Objective:
Return every entry exactly as written.

** Begin Records supplied **

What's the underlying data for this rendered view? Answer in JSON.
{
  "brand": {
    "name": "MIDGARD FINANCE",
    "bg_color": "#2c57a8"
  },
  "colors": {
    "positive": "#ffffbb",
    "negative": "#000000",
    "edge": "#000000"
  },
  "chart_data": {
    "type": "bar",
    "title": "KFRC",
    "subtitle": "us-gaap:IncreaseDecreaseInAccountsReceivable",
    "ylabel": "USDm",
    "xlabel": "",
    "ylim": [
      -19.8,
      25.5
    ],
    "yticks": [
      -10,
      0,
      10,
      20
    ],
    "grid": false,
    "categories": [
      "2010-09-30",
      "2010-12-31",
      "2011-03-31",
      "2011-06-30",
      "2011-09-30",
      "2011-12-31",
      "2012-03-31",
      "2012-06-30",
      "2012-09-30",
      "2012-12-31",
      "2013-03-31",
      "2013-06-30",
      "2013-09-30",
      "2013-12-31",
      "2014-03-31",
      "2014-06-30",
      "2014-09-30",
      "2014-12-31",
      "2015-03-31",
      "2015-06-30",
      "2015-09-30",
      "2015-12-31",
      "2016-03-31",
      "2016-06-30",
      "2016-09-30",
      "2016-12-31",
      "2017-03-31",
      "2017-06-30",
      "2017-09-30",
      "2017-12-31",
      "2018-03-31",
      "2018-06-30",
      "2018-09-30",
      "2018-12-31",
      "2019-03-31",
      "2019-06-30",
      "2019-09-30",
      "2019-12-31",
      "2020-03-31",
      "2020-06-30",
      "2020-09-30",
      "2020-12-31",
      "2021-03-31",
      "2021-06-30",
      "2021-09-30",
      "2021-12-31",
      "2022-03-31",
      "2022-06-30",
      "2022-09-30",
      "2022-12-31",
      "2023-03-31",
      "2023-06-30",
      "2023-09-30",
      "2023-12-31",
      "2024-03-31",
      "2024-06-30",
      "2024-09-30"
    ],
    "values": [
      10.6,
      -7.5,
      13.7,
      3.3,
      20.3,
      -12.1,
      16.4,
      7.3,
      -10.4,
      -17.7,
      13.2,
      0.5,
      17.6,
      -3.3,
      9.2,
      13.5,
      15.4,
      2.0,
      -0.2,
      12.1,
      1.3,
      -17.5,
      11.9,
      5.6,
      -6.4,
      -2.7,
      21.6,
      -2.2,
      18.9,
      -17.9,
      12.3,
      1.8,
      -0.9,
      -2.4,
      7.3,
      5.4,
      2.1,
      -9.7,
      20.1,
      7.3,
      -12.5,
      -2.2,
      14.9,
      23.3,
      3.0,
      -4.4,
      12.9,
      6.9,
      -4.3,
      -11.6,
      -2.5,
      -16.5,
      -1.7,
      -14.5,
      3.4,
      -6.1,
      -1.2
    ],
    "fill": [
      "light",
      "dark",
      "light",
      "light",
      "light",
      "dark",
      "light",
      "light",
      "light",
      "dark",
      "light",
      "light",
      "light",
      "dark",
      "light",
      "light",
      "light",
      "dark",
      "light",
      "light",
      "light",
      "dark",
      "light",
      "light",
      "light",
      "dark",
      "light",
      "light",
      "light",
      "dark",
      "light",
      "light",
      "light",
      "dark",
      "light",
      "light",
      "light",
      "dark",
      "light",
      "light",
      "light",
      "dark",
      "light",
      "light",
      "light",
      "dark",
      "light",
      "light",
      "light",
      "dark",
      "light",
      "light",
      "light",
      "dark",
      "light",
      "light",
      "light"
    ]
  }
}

** End Records supplied **

The completed task:
What's the underlying data for this rendered view? Answer in JSON.
{
  "brand": {
    "name": "MIDGARD FINANCE",
    "bg_color": "#2c57a8"
  },
  "colors": {
    "positive": "#ffffbb",
    "negative": "#000000",
    "edge": "#000000"
  },
  "chart_data": {
    "type": "bar",
    "title": "KFRC",
    "subtitle": "us-gaap:IncreaseDecreaseInAccountsReceivable",
    "ylabel": "USDm",
    "xlabel": "",
    "ylim": [
      -19.8,
      25.5
    ],
    "yticks": [
      -10,
      0,
      10,
      20
    ],
    "grid": false,
    "categories": [
      "2010-09-30",
      "2010-12-31",
      "2011-03-31",
      "2011-06-30",
      "2011-09-30",
      "2011-12-31",
      "2012-03-31",
      "2012-06-30",
      "2012-09-30",
      "2012-12-31",
      "2013-03-31",
      "2013-06-30",
      "2013-09-30",
      "2013-12-31",
      "2014-03-31",
      "2014-06-30",
      "2014-09-30",
      "2014-12-31",
      "2015-03-31",
      "2015-06-30",
      "2015-09-30",
      "2015-12-31",
      "2016-03-31",
      "2016-06-30",
      "2016-09-30",
      "2016-12-31",
      "2017-03-31",
      "2017-06-30",
      "2017-09-30",
      "2017-12-31",
      "2018-03-31",
      "2018-06-30",
      "2018-09-30",
      "2018-12-31",
      "2019-03-31",
      "2019-06-30",
      "2019-09-30",
      "2019-12-31",
      "2020-03-31",
      "2020-06-30",
      "2020-09-30",
      "2020-12-31",
      "2021-03-31",
      "2021-06-30",
      "2021-09-30",
      "2021-12-31",
      "2022-03-31",
      "2022-06-30",
      "2022-09-30",
      "2022-12-31",
      "2023-03-31",
      "2023-06-30",
      "2023-09-30",
      "2023-12-31",
      "2024-03-31",
      "2024-06-30",
      "2024-09-30"
    ],
    "values": [
      10.6,
      -7.5,
      13.7,
      3.3,
      20.3,
      -12.1,
      16.4,
      7.3,
      -10.4,
      -17.7,
      13.2,
      0.5,
      17.6,
      -3.3,
      9.2,
      13.5,
      15.4,
      2.0,
      -0.2,
      12.1,
      1.3,
      -17.5,
      11.9,
      5.6,
      -6.4,
      -2.7,
      21.6,
      -2.2,
      18.9,
      -17.9,
      12.3,
      1.8,
      -0.9,
      -2.4,
      7.3,
      5.4,
      2.1,
      -9.7,
      20.1,
      7.3,
      -12.5,
      -2.2,
      14.9,
      23.3,
      3.0,
      -4.4,
      12.9,
      6.9,
      -4.3,
      -11.6,
      -2.5,
      -16.5,
      -1.7,
      -14.5,
      3.4,
      -6.1,
      -1.2
    ],
    "fill": [
      "light",
      "dark",
      "light",
      "light",
      "light",
      "dark",
      "light",
      "light",
      "light",
      "dark",
      "light",
      "light",
      "light",
      "dark",
      "light",
      "light",
      "light",
      "dark",
      "light",
      "light",
      "light",
      "dark",
      "light",
      "light",
      "light",
      "dark",
      "light",
      "light",
      "light",
      "dark",
      "light",
      "light",
      "light",
      "dark",
      "light",
      "light",
      "light",
      "dark",
      "light",
      "light",
      "light",
      "dark",
      "light",
      "light",
      "light",
      "dark",
      "light",
      "light",
      "light",
      "dark",
      "light",
      "light",
      "light",
      "dark",
      "light",
      "light",
      "light"
    ]
  }
}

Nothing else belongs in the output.